→ What you should do: Collect all the lines that mention the word "включая".

→ Dataset records:

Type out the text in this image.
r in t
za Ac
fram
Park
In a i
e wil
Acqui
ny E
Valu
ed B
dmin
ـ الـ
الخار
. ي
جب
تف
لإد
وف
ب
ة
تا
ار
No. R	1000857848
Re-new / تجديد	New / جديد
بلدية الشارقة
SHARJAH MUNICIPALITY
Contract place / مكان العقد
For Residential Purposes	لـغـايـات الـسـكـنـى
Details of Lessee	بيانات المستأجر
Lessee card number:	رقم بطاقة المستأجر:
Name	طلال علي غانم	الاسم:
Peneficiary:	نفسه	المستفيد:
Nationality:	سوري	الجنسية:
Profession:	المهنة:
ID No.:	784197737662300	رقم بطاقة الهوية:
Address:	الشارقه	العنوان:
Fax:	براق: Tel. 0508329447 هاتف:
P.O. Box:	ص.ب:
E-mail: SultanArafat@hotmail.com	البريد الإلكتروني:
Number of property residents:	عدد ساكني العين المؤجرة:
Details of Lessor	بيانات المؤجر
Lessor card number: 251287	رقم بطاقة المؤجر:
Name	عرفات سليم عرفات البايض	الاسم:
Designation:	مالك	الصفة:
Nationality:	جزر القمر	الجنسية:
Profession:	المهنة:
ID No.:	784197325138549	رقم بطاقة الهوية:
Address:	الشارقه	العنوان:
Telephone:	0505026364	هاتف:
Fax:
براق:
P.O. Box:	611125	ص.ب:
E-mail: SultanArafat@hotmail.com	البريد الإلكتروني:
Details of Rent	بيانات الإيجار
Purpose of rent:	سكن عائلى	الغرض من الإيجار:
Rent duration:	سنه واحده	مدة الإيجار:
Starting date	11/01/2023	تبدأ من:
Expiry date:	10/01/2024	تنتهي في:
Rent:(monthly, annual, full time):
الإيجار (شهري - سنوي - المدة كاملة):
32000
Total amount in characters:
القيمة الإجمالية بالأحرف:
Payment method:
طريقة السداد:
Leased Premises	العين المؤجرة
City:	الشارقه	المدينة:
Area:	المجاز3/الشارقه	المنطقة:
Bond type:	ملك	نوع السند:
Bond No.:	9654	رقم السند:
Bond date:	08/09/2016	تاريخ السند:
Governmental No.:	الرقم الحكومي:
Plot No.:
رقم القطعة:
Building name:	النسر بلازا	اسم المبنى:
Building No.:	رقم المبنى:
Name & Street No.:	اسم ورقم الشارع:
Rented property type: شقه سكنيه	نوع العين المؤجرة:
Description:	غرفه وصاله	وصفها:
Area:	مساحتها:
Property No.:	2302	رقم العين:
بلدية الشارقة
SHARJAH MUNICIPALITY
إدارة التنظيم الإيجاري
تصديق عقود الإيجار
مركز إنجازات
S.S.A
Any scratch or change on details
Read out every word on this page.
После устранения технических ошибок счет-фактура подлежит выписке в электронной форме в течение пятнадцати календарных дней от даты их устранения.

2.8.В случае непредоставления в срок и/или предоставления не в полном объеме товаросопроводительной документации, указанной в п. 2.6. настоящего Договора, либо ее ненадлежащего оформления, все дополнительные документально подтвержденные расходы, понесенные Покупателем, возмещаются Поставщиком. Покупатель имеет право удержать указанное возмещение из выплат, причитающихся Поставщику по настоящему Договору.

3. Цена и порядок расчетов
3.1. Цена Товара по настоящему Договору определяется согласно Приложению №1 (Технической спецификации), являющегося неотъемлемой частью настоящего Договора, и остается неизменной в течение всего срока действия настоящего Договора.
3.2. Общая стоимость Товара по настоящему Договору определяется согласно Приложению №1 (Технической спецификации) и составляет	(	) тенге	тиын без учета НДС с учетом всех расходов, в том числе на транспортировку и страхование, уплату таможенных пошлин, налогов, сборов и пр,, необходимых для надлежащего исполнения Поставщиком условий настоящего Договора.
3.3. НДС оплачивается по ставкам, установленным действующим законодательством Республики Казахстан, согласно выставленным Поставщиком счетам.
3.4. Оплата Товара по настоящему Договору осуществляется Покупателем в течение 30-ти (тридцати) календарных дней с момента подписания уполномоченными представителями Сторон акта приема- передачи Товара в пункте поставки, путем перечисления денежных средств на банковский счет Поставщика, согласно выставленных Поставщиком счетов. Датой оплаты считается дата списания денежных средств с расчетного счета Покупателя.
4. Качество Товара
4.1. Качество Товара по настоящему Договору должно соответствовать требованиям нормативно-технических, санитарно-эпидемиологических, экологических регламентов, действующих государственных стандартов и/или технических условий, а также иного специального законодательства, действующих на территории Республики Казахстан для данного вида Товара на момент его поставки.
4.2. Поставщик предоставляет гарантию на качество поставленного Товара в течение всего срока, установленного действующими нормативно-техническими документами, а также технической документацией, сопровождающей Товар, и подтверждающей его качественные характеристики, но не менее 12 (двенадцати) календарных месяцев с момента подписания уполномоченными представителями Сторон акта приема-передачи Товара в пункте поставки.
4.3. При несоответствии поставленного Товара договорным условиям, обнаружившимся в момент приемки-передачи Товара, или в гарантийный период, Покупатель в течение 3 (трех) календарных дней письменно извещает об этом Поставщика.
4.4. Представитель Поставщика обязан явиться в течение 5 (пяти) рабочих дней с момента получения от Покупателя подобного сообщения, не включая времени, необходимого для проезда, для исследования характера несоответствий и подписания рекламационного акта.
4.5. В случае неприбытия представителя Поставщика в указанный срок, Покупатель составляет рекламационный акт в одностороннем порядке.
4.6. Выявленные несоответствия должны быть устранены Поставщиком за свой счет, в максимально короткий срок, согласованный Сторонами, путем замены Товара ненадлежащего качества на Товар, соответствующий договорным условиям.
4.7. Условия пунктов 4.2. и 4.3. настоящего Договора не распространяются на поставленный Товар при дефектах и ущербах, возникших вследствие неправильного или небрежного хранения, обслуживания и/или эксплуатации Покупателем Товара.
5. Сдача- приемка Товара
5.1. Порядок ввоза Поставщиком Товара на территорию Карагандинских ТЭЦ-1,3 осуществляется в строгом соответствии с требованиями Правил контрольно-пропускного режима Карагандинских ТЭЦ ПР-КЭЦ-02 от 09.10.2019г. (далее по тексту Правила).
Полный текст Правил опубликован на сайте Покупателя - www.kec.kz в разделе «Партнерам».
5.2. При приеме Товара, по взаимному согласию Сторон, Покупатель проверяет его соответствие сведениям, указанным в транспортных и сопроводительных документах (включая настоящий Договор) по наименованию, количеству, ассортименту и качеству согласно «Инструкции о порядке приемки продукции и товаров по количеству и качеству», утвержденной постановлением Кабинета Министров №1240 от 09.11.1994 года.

→ Correct answer:
4.4. Представитель Поставщика обязан явиться в течение 5 (пяти) рабочих дней с момента получения от Покупателя подобного сообщения, не включая времени, необходимого для проезда, для исследования характера несоответствий и подписания рекламационного акта.
5.2. При приеме Товара, по взаимному согласию Сторон, Покупатель проверяет его соответствие сведениям, указанным в транспортных и сопроводительных документах (включая настоящий Договор) по наименованию, количеству, ассортименту и качеству согласно «Инструкции о порядке приемки продукции и товаров по количеству и качеству», утвержденной постановлением Кабинета Министров №1240 от 09.11.1994 года.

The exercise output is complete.